* _What this task involves_
Find and copy lines holding "wordt".

>> BEGIN

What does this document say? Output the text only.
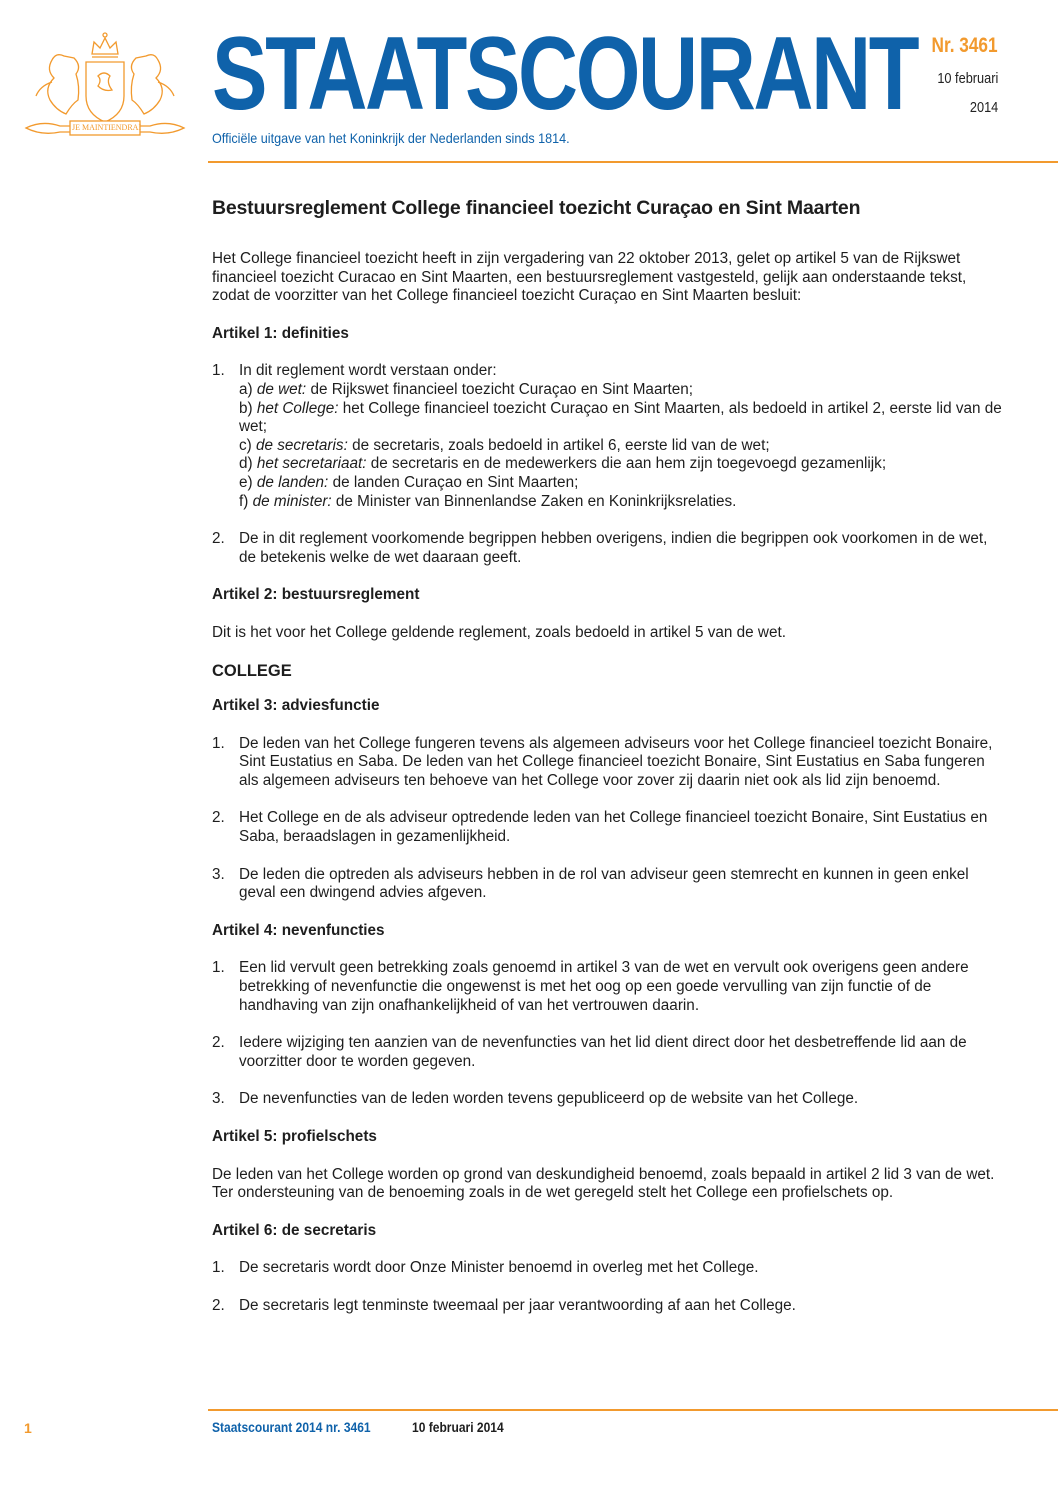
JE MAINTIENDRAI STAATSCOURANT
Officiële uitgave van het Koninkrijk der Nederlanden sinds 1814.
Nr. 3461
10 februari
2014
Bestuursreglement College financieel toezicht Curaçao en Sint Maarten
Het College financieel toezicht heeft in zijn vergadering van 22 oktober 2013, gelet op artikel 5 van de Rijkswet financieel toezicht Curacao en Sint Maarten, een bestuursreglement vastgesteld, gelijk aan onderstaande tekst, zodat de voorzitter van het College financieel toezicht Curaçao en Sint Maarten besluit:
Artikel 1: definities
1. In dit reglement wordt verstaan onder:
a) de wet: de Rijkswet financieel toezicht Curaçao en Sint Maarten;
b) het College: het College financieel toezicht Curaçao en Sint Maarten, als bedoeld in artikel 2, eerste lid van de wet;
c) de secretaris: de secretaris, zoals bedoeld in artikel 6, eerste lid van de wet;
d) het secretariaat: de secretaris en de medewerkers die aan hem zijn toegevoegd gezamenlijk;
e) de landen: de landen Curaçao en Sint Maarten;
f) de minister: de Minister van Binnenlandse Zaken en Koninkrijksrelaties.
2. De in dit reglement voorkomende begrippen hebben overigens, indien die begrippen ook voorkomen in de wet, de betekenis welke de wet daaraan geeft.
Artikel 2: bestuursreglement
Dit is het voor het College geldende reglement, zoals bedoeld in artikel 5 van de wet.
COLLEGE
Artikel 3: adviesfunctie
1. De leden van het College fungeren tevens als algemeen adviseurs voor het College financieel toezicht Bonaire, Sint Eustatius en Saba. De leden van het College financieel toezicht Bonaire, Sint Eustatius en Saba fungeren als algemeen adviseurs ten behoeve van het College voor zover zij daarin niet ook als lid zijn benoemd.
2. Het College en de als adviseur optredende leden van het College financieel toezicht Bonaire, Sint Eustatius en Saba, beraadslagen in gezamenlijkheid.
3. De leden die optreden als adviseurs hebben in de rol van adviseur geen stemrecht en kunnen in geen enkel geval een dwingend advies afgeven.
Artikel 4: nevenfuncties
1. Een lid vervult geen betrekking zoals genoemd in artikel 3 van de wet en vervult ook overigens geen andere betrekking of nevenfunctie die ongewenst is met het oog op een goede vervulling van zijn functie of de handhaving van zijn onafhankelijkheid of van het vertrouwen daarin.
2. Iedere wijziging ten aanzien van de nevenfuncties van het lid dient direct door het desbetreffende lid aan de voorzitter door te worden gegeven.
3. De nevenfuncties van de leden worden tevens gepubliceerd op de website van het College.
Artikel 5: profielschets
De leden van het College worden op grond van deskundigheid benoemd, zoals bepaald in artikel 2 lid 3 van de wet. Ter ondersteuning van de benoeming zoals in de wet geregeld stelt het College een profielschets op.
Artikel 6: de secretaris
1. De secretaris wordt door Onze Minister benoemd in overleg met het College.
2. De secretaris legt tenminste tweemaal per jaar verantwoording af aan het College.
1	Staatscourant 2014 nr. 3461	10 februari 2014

>> END

* _Response to the task_
1. In dit reglement wordt verstaan onder:
1. De secretaris wordt door Onze Minister benoemd in overleg met het College.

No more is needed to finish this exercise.